» **PROBLEM TO WORK ON**
List each line of the data in which the string "name" appears.
○ ○ ○ ○
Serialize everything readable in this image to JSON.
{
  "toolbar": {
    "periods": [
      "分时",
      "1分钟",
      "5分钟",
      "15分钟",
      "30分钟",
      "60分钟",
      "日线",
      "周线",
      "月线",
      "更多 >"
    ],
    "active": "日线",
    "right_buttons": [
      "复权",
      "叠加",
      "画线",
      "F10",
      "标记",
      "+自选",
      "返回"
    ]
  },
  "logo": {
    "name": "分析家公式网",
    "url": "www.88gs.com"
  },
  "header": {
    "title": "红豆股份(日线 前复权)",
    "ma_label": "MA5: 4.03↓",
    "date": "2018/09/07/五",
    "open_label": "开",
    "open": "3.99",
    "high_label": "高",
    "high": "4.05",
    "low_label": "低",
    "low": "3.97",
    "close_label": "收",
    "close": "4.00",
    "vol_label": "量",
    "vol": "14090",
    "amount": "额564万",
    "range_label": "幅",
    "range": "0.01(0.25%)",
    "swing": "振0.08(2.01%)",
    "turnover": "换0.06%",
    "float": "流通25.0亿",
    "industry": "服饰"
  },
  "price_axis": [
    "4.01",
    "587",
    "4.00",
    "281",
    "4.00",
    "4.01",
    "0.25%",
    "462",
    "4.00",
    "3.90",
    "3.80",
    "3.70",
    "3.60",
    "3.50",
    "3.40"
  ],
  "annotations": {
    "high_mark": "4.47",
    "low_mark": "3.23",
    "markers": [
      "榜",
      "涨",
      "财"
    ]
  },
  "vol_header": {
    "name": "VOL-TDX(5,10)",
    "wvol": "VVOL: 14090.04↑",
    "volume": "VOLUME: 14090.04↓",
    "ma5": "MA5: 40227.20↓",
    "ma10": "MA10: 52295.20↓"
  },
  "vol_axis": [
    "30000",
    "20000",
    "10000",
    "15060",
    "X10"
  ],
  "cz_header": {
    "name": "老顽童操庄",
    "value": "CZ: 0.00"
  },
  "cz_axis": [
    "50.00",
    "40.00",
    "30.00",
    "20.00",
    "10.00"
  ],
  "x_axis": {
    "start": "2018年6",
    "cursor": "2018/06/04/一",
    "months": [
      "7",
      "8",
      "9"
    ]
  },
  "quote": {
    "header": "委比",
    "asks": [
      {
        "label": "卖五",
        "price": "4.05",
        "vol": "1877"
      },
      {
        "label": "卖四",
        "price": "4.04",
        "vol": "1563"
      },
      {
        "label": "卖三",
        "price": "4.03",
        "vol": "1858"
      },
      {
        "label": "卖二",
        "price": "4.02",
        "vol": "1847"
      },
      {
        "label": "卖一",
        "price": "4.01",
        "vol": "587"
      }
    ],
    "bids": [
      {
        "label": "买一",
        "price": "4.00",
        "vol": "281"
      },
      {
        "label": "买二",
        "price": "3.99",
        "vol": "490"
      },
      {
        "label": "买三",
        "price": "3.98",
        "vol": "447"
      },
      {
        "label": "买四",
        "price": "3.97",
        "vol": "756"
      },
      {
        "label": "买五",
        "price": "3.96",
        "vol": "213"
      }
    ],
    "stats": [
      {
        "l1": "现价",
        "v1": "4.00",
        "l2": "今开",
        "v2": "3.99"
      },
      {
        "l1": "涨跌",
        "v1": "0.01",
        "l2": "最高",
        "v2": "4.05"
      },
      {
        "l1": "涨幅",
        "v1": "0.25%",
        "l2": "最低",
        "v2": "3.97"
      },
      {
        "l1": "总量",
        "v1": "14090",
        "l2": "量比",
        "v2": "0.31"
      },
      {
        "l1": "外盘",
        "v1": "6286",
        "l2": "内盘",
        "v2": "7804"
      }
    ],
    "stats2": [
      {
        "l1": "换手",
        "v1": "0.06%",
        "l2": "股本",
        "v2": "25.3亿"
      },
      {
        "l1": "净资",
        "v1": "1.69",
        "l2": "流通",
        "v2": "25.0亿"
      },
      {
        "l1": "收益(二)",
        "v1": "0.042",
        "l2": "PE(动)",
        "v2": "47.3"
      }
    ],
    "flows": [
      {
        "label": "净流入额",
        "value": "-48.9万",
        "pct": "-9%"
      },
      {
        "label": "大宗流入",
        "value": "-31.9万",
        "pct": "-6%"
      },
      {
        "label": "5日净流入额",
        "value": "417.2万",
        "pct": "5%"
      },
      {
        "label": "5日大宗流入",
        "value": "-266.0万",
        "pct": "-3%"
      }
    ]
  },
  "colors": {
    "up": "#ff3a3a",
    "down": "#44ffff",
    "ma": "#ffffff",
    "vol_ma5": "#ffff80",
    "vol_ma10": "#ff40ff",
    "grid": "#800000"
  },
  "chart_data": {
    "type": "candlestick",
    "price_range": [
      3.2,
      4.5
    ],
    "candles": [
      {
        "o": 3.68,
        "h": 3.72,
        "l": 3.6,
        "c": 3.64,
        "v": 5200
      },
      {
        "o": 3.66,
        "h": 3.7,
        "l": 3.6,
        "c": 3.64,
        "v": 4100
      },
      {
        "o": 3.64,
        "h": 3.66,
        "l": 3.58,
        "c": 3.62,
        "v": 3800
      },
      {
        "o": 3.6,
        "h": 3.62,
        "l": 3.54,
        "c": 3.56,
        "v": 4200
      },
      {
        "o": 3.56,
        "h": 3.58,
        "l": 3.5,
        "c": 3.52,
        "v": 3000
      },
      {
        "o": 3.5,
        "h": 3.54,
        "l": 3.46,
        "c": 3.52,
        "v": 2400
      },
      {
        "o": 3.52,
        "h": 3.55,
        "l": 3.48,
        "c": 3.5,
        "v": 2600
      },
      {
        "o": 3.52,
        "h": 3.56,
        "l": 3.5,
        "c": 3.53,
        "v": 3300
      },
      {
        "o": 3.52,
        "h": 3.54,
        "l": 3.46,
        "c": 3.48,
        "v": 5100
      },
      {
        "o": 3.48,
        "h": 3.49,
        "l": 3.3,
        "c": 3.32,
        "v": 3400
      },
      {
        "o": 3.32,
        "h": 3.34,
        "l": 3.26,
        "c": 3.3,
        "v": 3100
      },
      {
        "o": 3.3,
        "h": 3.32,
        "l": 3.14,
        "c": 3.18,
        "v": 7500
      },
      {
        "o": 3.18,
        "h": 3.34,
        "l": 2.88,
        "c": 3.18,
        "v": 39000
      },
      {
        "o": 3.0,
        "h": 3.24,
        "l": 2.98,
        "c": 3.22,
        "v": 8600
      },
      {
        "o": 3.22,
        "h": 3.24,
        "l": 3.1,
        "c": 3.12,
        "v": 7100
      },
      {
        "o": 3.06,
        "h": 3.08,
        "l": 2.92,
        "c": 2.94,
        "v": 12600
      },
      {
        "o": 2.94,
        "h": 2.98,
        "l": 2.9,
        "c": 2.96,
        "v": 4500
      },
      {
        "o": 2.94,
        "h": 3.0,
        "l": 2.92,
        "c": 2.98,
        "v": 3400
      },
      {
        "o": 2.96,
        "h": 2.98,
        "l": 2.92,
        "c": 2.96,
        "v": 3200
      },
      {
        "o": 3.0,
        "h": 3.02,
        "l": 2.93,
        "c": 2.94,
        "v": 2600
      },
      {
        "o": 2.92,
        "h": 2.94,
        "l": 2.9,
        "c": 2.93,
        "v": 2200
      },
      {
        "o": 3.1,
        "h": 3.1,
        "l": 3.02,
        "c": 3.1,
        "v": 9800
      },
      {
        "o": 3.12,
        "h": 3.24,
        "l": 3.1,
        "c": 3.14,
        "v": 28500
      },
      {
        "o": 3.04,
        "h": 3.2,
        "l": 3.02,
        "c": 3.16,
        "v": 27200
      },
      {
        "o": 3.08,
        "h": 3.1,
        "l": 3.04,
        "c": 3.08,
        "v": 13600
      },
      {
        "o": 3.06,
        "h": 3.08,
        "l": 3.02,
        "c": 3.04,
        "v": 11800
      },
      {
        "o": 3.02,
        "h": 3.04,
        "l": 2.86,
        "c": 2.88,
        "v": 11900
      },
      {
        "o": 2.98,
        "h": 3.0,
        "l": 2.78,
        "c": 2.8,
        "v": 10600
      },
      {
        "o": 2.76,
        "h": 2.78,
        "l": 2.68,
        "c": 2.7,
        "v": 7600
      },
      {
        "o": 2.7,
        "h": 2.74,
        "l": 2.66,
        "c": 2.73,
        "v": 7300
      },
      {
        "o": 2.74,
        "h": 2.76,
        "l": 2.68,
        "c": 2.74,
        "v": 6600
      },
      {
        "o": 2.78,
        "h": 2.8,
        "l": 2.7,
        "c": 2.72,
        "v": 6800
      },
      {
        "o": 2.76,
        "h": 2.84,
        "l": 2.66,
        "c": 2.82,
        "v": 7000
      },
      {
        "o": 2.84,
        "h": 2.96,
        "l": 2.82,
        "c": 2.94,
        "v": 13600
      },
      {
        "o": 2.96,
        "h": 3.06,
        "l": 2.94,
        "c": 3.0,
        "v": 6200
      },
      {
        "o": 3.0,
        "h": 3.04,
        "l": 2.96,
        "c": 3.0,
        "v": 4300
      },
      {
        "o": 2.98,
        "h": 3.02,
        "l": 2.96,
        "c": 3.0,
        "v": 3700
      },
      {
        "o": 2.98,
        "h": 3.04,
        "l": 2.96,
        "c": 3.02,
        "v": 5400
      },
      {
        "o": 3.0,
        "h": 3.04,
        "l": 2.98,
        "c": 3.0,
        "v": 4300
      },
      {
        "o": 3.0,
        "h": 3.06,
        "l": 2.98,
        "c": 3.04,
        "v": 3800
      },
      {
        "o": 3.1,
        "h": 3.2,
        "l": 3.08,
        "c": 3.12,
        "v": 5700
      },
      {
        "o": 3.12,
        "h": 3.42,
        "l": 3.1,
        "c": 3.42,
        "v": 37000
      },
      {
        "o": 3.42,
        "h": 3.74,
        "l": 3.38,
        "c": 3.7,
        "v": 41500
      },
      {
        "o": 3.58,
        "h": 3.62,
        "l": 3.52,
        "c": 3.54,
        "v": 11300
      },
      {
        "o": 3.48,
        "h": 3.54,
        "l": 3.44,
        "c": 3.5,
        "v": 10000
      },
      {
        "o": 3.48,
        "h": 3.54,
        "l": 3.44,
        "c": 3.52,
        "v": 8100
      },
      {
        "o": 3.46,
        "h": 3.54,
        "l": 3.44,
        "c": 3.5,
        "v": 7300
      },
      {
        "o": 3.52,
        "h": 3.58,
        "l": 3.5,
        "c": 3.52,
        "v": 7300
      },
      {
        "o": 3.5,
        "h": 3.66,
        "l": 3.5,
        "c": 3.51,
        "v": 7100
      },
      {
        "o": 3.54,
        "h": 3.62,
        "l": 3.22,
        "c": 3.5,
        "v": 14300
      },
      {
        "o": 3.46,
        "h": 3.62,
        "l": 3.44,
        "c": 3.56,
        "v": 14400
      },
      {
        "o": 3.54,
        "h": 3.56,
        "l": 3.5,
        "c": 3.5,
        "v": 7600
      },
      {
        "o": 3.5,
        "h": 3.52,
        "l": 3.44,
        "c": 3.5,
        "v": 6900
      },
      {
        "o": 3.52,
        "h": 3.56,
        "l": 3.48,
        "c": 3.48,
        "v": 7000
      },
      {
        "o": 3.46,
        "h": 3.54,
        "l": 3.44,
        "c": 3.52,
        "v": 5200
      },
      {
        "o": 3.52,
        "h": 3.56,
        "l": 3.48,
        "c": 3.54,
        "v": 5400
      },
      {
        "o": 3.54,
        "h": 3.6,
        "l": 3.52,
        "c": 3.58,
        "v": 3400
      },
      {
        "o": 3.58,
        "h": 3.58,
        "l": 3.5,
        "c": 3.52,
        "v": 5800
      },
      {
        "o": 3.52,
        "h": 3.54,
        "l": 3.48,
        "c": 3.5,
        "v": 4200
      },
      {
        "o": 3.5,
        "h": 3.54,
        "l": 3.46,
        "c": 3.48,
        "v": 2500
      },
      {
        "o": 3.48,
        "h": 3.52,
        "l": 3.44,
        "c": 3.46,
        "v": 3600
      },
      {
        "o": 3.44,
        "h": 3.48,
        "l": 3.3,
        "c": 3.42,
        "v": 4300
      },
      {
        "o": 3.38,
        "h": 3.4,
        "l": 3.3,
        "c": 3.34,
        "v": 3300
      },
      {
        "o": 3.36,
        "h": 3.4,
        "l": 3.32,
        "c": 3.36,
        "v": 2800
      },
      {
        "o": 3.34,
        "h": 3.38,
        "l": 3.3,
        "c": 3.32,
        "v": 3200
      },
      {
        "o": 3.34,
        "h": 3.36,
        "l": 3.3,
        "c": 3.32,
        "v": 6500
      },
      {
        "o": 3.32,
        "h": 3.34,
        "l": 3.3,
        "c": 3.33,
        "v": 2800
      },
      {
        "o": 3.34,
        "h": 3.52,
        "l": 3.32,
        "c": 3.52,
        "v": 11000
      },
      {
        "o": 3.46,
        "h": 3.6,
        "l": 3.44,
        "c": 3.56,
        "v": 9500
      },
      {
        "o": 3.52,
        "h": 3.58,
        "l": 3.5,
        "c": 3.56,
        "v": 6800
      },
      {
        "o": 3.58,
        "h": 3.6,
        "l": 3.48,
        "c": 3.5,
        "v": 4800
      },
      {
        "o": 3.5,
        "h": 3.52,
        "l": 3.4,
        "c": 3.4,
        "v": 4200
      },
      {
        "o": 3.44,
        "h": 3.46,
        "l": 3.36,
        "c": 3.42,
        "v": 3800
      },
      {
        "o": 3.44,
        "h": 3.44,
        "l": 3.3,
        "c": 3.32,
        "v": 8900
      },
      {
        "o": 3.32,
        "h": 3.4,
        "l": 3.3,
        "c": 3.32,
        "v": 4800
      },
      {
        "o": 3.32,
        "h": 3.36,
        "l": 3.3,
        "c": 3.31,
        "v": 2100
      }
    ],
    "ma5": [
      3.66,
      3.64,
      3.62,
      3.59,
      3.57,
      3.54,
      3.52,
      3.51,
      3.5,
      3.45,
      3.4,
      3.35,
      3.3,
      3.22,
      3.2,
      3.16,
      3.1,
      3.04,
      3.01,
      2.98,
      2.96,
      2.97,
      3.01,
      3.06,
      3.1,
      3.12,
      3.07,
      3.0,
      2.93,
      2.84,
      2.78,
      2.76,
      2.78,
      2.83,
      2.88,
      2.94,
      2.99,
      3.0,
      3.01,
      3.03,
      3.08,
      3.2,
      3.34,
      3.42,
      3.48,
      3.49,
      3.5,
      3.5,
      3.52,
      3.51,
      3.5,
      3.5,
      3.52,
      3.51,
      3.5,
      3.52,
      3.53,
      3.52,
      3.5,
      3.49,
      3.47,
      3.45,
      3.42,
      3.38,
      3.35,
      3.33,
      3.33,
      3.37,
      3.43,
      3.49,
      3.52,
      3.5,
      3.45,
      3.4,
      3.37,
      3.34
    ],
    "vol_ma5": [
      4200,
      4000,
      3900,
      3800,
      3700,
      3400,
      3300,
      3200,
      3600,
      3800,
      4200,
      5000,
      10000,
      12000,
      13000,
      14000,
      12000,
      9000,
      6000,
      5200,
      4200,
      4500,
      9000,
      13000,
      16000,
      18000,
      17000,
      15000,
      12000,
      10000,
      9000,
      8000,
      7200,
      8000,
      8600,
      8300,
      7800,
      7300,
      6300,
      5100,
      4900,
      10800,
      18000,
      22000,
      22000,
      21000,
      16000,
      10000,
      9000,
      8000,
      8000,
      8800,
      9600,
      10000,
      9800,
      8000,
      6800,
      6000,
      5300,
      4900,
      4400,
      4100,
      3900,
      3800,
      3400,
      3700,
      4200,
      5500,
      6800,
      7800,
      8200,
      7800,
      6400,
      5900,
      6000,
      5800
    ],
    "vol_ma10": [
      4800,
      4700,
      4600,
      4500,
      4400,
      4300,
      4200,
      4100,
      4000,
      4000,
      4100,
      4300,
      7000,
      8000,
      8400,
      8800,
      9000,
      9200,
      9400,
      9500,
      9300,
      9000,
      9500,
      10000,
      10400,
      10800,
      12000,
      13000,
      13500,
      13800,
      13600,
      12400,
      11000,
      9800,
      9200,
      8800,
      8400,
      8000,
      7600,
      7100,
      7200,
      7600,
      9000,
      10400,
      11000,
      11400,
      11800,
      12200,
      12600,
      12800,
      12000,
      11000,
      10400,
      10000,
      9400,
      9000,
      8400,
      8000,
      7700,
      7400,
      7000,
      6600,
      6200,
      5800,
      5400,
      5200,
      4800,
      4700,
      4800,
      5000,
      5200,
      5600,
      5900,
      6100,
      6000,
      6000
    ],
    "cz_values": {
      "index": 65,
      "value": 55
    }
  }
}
○ ○ ○ ○
» **REPLY TO THE EXERCISE**
    "name": "分析家公式网",
    "name": "VOL-TDX(5,10)",
    "name": "老顽童操庄",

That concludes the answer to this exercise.